EXERCISE GOAL.
In the entries below, find every line with "text" and copy it.

RECORD EXTRACTS.
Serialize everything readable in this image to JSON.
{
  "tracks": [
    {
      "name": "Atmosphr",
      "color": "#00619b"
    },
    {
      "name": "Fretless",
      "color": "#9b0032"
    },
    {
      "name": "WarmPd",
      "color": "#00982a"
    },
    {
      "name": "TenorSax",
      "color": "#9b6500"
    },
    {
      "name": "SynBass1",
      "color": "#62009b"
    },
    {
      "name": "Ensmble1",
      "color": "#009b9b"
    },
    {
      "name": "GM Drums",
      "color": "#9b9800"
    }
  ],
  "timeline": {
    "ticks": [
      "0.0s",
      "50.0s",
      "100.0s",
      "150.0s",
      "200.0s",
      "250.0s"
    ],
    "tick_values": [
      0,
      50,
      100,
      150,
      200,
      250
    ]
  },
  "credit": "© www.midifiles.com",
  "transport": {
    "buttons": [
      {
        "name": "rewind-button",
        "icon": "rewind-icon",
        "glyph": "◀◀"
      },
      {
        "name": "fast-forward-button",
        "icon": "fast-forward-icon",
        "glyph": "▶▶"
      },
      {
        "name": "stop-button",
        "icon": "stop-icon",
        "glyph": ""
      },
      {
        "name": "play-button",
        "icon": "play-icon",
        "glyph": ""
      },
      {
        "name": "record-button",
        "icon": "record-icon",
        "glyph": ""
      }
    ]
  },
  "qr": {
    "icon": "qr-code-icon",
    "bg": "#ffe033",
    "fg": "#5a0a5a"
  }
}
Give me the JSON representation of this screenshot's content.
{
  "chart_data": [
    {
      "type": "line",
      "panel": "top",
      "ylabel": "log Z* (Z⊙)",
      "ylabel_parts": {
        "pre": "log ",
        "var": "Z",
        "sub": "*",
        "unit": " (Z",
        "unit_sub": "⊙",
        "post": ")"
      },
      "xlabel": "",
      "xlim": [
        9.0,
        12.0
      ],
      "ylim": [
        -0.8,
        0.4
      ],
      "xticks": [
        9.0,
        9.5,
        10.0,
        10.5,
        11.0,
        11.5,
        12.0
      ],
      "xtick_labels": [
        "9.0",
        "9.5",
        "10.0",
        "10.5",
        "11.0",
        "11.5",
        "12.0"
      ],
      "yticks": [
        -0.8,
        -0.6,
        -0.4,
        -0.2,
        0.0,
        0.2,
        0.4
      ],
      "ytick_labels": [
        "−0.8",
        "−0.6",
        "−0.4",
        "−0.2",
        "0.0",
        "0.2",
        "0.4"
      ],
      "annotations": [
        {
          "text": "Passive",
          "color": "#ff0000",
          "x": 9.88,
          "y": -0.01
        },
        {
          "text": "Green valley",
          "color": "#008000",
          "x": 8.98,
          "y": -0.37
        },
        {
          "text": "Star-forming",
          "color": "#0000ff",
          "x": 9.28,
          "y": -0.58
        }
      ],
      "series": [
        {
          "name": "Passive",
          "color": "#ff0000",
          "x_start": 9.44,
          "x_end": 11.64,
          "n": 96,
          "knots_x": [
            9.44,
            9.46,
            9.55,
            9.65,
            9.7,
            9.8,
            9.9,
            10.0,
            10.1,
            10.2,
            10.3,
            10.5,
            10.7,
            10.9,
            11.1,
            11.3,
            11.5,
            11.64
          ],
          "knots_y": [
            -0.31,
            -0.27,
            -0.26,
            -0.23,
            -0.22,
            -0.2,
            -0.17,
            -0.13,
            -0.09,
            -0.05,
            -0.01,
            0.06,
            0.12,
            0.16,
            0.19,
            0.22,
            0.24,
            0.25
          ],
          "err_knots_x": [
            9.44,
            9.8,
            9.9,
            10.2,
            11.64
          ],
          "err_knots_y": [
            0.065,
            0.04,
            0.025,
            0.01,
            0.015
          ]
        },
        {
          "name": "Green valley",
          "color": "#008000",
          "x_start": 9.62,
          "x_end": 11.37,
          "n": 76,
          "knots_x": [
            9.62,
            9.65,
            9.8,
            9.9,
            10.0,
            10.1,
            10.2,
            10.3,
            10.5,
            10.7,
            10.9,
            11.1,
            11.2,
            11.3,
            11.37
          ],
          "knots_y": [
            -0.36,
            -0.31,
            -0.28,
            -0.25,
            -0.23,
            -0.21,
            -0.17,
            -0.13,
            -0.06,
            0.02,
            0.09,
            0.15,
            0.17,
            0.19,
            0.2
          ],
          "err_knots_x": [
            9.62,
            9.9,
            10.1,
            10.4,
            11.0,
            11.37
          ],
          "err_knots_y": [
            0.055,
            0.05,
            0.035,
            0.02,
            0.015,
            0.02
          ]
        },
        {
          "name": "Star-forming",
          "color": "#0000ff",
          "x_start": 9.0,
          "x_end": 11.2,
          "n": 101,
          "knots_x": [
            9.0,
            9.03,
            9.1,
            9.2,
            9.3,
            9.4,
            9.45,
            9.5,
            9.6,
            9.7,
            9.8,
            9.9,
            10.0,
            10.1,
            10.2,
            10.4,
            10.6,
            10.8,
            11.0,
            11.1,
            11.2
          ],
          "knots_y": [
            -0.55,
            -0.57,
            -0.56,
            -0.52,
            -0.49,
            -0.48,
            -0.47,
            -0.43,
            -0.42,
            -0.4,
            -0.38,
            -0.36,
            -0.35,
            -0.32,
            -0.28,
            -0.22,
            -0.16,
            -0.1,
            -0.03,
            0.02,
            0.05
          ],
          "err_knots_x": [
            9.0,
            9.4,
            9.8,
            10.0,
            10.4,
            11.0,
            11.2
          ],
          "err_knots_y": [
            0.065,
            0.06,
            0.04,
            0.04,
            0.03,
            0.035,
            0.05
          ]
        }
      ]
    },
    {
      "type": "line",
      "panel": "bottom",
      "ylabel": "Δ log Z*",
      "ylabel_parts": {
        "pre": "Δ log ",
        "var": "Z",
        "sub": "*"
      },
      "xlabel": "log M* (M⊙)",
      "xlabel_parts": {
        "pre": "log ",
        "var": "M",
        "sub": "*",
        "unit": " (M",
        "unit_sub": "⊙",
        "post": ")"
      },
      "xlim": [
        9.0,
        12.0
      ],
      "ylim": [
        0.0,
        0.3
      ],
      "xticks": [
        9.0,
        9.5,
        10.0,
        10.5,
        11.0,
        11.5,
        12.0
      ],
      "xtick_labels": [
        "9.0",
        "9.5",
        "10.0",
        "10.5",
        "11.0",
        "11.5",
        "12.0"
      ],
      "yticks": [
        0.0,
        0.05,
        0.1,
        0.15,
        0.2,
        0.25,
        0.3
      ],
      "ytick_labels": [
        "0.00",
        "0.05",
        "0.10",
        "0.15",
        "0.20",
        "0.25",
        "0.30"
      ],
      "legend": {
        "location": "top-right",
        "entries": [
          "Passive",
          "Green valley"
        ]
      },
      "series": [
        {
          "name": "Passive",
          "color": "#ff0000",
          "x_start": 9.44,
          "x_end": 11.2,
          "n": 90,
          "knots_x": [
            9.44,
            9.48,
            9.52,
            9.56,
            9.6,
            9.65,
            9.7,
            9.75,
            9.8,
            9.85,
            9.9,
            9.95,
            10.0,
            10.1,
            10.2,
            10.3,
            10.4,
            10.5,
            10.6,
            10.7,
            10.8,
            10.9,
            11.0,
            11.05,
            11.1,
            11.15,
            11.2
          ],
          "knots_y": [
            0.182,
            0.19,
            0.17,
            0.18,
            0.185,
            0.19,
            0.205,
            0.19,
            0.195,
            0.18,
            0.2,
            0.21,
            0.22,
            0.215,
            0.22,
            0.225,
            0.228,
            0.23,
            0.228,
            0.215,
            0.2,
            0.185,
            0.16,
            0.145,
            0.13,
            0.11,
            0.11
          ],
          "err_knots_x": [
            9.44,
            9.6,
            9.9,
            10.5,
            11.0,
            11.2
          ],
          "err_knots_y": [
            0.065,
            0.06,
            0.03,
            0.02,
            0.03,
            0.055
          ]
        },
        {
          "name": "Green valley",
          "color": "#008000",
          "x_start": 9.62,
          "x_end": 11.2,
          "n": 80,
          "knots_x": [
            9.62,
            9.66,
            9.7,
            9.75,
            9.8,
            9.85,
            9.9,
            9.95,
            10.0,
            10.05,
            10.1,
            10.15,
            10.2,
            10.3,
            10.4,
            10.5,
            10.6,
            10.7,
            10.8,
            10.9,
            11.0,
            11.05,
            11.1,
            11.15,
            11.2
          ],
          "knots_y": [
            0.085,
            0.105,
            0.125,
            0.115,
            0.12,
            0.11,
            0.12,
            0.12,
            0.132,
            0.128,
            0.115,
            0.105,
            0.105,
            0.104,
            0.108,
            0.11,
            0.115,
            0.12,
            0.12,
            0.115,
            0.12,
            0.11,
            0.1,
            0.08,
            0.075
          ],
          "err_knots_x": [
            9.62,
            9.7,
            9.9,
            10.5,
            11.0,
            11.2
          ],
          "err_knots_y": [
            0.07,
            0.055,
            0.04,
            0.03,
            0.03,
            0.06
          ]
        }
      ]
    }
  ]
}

CORRECT OUTPUT.
          "text": "Passive",
          "text": "Green valley",
          "text": "Star-forming",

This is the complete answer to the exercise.